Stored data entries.
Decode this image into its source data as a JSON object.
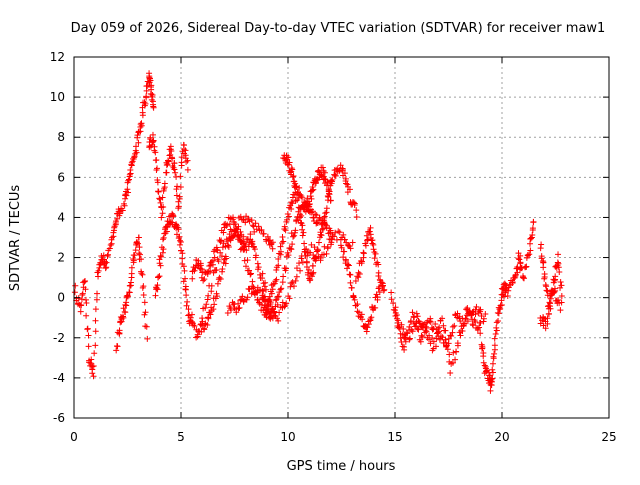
{
  "chart_data": {
    "type": "scatter",
    "title": "Day 059 of 2026, Sidereal Day-to-day VTEC variation (SDTVAR) for receiver maw1",
    "xlabel": "GPS time / hours",
    "ylabel": "SDTVAR / TECUs",
    "xlim": [
      0,
      25
    ],
    "ylim": [
      -6,
      12
    ],
    "xticks": [
      0,
      5,
      10,
      15,
      20,
      25
    ],
    "yticks": [
      -6,
      -4,
      -2,
      0,
      2,
      4,
      6,
      8,
      10,
      12
    ],
    "grid": true,
    "marker": "+",
    "series": [
      {
        "name": "SDTVAR",
        "color": "#ff0000",
        "tracks": [
          {
            "x": [
              0.0,
              0.3,
              0.5,
              0.7,
              0.9,
              1.1,
              1.3,
              1.5,
              1.8,
              2.0,
              2.2
            ],
            "y": [
              0.5,
              -0.5,
              0.8,
              -3.0,
              -3.8,
              1.0,
              2.0,
              1.5,
              3.0,
              4.2,
              4.5
            ]
          },
          {
            "x": [
              2.3,
              2.5,
              2.7,
              2.9,
              3.1,
              3.3,
              3.5,
              3.6,
              3.7
            ],
            "y": [
              4.6,
              5.5,
              6.5,
              7.5,
              8.5,
              9.8,
              11.0,
              10.5,
              9.5
            ]
          },
          {
            "x": [
              3.5,
              3.7,
              3.9,
              4.1,
              4.3,
              4.5,
              4.7,
              4.9,
              5.1,
              5.3
            ],
            "y": [
              7.5,
              8.0,
              6.0,
              4.0,
              6.5,
              7.5,
              6.5,
              4.5,
              7.8,
              6.5
            ]
          },
          {
            "x": [
              2.0,
              2.2,
              2.4,
              2.6,
              2.8,
              3.0,
              3.2,
              3.4
            ],
            "y": [
              -2.5,
              -1.0,
              -0.5,
              0.5,
              2.0,
              3.0,
              1.0,
              -2.0
            ]
          },
          {
            "x": [
              3.8,
              4.0,
              4.2,
              4.4,
              4.6,
              4.8,
              5.0,
              5.2,
              5.4,
              5.6
            ],
            "y": [
              0.0,
              1.5,
              3.0,
              3.8,
              4.0,
              3.5,
              2.5,
              0.5,
              -1.0,
              -1.2
            ]
          },
          {
            "x": [
              5.5,
              5.8,
              6.0,
              6.3,
              6.6,
              7.0,
              7.4,
              7.8,
              8.0,
              8.3,
              8.6,
              9.0
            ],
            "y": [
              1.0,
              2.0,
              1.0,
              1.5,
              2.2,
              3.5,
              4.0,
              3.0,
              2.5,
              3.0,
              1.5,
              0.5
            ]
          },
          {
            "x": [
              5.7,
              6.0,
              6.3,
              6.6,
              7.0,
              7.3,
              7.6,
              8.0,
              8.4,
              8.8,
              9.2
            ],
            "y": [
              -1.8,
              -1.5,
              -1.0,
              0.0,
              1.5,
              3.0,
              3.2,
              2.0,
              0.5,
              -0.5,
              -1.0
            ]
          },
          {
            "x": [
              6.0,
              6.5,
              7.0,
              7.5,
              8.0,
              8.5,
              9.0,
              9.3
            ],
            "y": [
              -1.0,
              1.0,
              2.5,
              3.5,
              4.0,
              3.5,
              3.0,
              2.5
            ]
          },
          {
            "x": [
              7.2,
              7.6,
              8.0,
              8.5,
              9.0,
              9.5,
              10.0,
              10.5,
              11.0,
              11.5,
              12.0,
              12.5,
              13.0
            ],
            "y": [
              -0.5,
              -0.5,
              0.0,
              0.5,
              0.0,
              -1.0,
              0.0,
              1.5,
              2.5,
              2.0,
              2.8,
              3.2,
              2.5
            ]
          },
          {
            "x": [
              8.8,
              9.0,
              9.3,
              9.6,
              9.9,
              10.2,
              10.5,
              10.8,
              11.0,
              11.2,
              11.4,
              11.6,
              11.8,
              12.0
            ],
            "y": [
              0.0,
              -0.5,
              0.5,
              2.0,
              3.5,
              4.8,
              5.2,
              4.5,
              4.8,
              5.5,
              6.0,
              6.3,
              5.8,
              5.0
            ]
          },
          {
            "x": [
              9.0,
              9.3,
              9.6,
              10.0,
              10.3,
              10.6,
              10.9,
              11.2,
              11.5,
              11.8,
              12.1
            ],
            "y": [
              -0.5,
              -0.8,
              0.2,
              2.0,
              3.5,
              4.3,
              4.5,
              4.0,
              3.8,
              3.5,
              3.0
            ]
          },
          {
            "x": [
              9.8,
              10.0,
              10.2,
              10.4,
              10.6,
              10.8,
              11.0,
              11.2,
              11.5,
              11.8,
              12.0,
              12.3,
              12.6,
              12.9,
              13.2
            ],
            "y": [
              7.0,
              6.8,
              6.2,
              5.5,
              4.0,
              2.5,
              1.0,
              1.5,
              3.0,
              4.5,
              5.8,
              6.5,
              6.3,
              5.0,
              4.2
            ]
          },
          {
            "x": [
              12.5,
              12.8,
              13.1,
              13.4,
              13.7,
              14.0,
              14.3
            ],
            "y": [
              2.5,
              1.5,
              0.0,
              -1.0,
              -1.5,
              -0.5,
              0.5
            ]
          },
          {
            "x": [
              13.2,
              13.5,
              13.8,
              14.0,
              14.3,
              14.5
            ],
            "y": [
              1.0,
              2.0,
              3.5,
              2.5,
              1.0,
              0.5
            ]
          },
          {
            "x": [
              14.8,
              15.2,
              15.6,
              16.0,
              16.4,
              16.8,
              17.2,
              17.6,
              18.0,
              18.4,
              18.8,
              19.2
            ],
            "y": [
              0.0,
              -1.5,
              -2.0,
              -1.0,
              -1.5,
              -2.5,
              -1.0,
              -3.5,
              -2.0,
              -0.5,
              -1.5,
              -1.0
            ]
          },
          {
            "x": [
              15.0,
              15.4,
              15.8,
              16.2,
              16.6,
              17.0,
              17.4,
              17.8,
              18.2,
              18.6,
              19.0
            ],
            "y": [
              -0.5,
              -2.5,
              -0.8,
              -2.0,
              -1.0,
              -1.8,
              -2.5,
              -1.0,
              -1.2,
              -0.8,
              -0.5
            ]
          },
          {
            "x": [
              19.0,
              19.2,
              19.4,
              19.5,
              19.6,
              19.8,
              20.0,
              20.2
            ],
            "y": [
              -2.0,
              -3.5,
              -4.0,
              -4.5,
              -3.0,
              -1.0,
              0.0,
              0.5
            ]
          },
          {
            "x": [
              20.0,
              20.3,
              20.6,
              20.8,
              21.0,
              21.3,
              21.5
            ],
            "y": [
              0.5,
              0.3,
              1.0,
              2.0,
              1.0,
              2.5,
              3.8
            ]
          },
          {
            "x": [
              21.8,
              22.0,
              22.2,
              22.4,
              22.6,
              22.8
            ],
            "y": [
              2.5,
              1.0,
              -0.5,
              0.5,
              2.0,
              0.0
            ]
          },
          {
            "x": [
              21.8,
              22.1,
              22.4,
              22.7
            ],
            "y": [
              -1.0,
              -1.5,
              0.5,
              -0.5
            ]
          }
        ]
      }
    ]
  }
}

Problem requirements. Transcribe the records above verbatim. Do not carry over any picture.

Written answer.
Decode this image into its source data as a JSON object.
{
  "chart_data": {
    "type": "scatter",
    "title": "Day 059 of 2026, Sidereal Day-to-day VTEC variation (SDTVAR) for receiver maw1",
    "xlabel": "GPS time / hours",
    "ylabel": "SDTVAR / TECUs",
    "xlim": [
      0,
      25
    ],
    "ylim": [
      -6,
      12
    ],
    "xticks": [
      0,
      5,
      10,
      15,
      20,
      25
    ],
    "yticks": [
      -6,
      -4,
      -2,
      0,
      2,
      4,
      6,
      8,
      10,
      12
    ],
    "grid": true,
    "marker": "+",
    "series": [
      {
        "name": "SDTVAR",
        "color": "#ff0000",
        "tracks": [
          {
            "x": [
              0.0,
              0.3,
              0.5,
              0.7,
              0.9,
              1.1,
              1.3,
              1.5,
              1.8,
              2.0,
              2.2
            ],
            "y": [
              0.5,
              -0.5,
              0.8,
              -3.0,
              -3.8,
              1.0,
              2.0,
              1.5,
              3.0,
              4.2,
              4.5
            ]
          },
          {
            "x": [
              2.3,
              2.5,
              2.7,
              2.9,
              3.1,
              3.3,
              3.5,
              3.6,
              3.7
            ],
            "y": [
              4.6,
              5.5,
              6.5,
              7.5,
              8.5,
              9.8,
              11.0,
              10.5,
              9.5
            ]
          },
          {
            "x": [
              3.5,
              3.7,
              3.9,
              4.1,
              4.3,
              4.5,
              4.7,
              4.9,
              5.1,
              5.3
            ],
            "y": [
              7.5,
              8.0,
              6.0,
              4.0,
              6.5,
              7.5,
              6.5,
              4.5,
              7.8,
              6.5
            ]
          },
          {
            "x": [
              2.0,
              2.2,
              2.4,
              2.6,
              2.8,
              3.0,
              3.2,
              3.4
            ],
            "y": [
              -2.5,
              -1.0,
              -0.5,
              0.5,
              2.0,
              3.0,
              1.0,
              -2.0
            ]
          },
          {
            "x": [
              3.8,
              4.0,
              4.2,
              4.4,
              4.6,
              4.8,
              5.0,
              5.2,
              5.4,
              5.6
            ],
            "y": [
              0.0,
              1.5,
              3.0,
              3.8,
              4.0,
              3.5,
              2.5,
              0.5,
              -1.0,
              -1.2
            ]
          },
          {
            "x": [
              5.5,
              5.8,
              6.0,
              6.3,
              6.6,
              7.0,
              7.4,
              7.8,
              8.0,
              8.3,
              8.6,
              9.0
            ],
            "y": [
              1.0,
              2.0,
              1.0,
              1.5,
              2.2,
              3.5,
              4.0,
              3.0,
              2.5,
              3.0,
              1.5,
              0.5
            ]
          },
          {
            "x": [
              5.7,
              6.0,
              6.3,
              6.6,
              7.0,
              7.3,
              7.6,
              8.0,
              8.4,
              8.8,
              9.2
            ],
            "y": [
              -1.8,
              -1.5,
              -1.0,
              0.0,
              1.5,
              3.0,
              3.2,
              2.0,
              0.5,
              -0.5,
              -1.0
            ]
          },
          {
            "x": [
              6.0,
              6.5,
              7.0,
              7.5,
              8.0,
              8.5,
              9.0,
              9.3
            ],
            "y": [
              -1.0,
              1.0,
              2.5,
              3.5,
              4.0,
              3.5,
              3.0,
              2.5
            ]
          },
          {
            "x": [
              7.2,
              7.6,
              8.0,
              8.5,
              9.0,
              9.5,
              10.0,
              10.5,
              11.0,
              11.5,
              12.0,
              12.5,
              13.0
            ],
            "y": [
              -0.5,
              -0.5,
              0.0,
              0.5,
              0.0,
              -1.0,
              0.0,
              1.5,
              2.5,
              2.0,
              2.8,
              3.2,
              2.5
            ]
          },
          {
            "x": [
              8.8,
              9.0,
              9.3,
              9.6,
              9.9,
              10.2,
              10.5,
              10.8,
              11.0,
              11.2,
              11.4,
              11.6,
              11.8,
              12.0
            ],
            "y": [
              0.0,
              -0.5,
              0.5,
              2.0,
              3.5,
              4.8,
              5.2,
              4.5,
              4.8,
              5.5,
              6.0,
              6.3,
              5.8,
              5.0
            ]
          },
          {
            "x": [
              9.0,
              9.3,
              9.6,
              10.0,
              10.3,
              10.6,
              10.9,
              11.2,
              11.5,
              11.8,
              12.1
            ],
            "y": [
              -0.5,
              -0.8,
              0.2,
              2.0,
              3.5,
              4.3,
              4.5,
              4.0,
              3.8,
              3.5,
              3.0
            ]
          },
          {
            "x": [
              9.8,
              10.0,
              10.2,
              10.4,
              10.6,
              10.8,
              11.0,
              11.2,
              11.5,
              11.8,
              12.0,
              12.3,
              12.6,
              12.9,
              13.2
            ],
            "y": [
              7.0,
              6.8,
              6.2,
              5.5,
              4.0,
              2.5,
              1.0,
              1.5,
              3.0,
              4.5,
              5.8,
              6.5,
              6.3,
              5.0,
              4.2
            ]
          },
          {
            "x": [
              12.5,
              12.8,
              13.1,
              13.4,
              13.7,
              14.0,
              14.3
            ],
            "y": [
              2.5,
              1.5,
              0.0,
              -1.0,
              -1.5,
              -0.5,
              0.5
            ]
          },
          {
            "x": [
              13.2,
              13.5,
              13.8,
              14.0,
              14.3,
              14.5
            ],
            "y": [
              1.0,
              2.0,
              3.5,
              2.5,
              1.0,
              0.5
            ]
          },
          {
            "x": [
              14.8,
              15.2,
              15.6,
              16.0,
              16.4,
              16.8,
              17.2,
              17.6,
              18.0,
              18.4,
              18.8,
              19.2
            ],
            "y": [
              0.0,
              -1.5,
              -2.0,
              -1.0,
              -1.5,
              -2.5,
              -1.0,
              -3.5,
              -2.0,
              -0.5,
              -1.5,
              -1.0
            ]
          },
          {
            "x": [
              15.0,
              15.4,
              15.8,
              16.2,
              16.6,
              17.0,
              17.4,
              17.8,
              18.2,
              18.6,
              19.0
            ],
            "y": [
              -0.5,
              -2.5,
              -0.8,
              -2.0,
              -1.0,
              -1.8,
              -2.5,
              -1.0,
              -1.2,
              -0.8,
              -0.5
            ]
          },
          {
            "x": [
              19.0,
              19.2,
              19.4,
              19.5,
              19.6,
              19.8,
              20.0,
              20.2
            ],
            "y": [
              -2.0,
              -3.5,
              -4.0,
              -4.5,
              -3.0,
              -1.0,
              0.0,
              0.5
            ]
          },
          {
            "x": [
              20.0,
              20.3,
              20.6,
              20.8,
              21.0,
              21.3,
              21.5
            ],
            "y": [
              0.5,
              0.3,
              1.0,
              2.0,
              1.0,
              2.5,
              3.8
            ]
          },
          {
            "x": [
              21.8,
              22.0,
              22.2,
              22.4,
              22.6,
              22.8
            ],
            "y": [
              2.5,
              1.0,
              -0.5,
              0.5,
              2.0,
              0.0
            ]
          },
          {
            "x": [
              21.8,
              22.1,
              22.4,
              22.7
            ],
            "y": [
              -1.0,
              -1.5,
              0.5,
              -0.5
            ]
          }
        ]
      }
    ]
  }
}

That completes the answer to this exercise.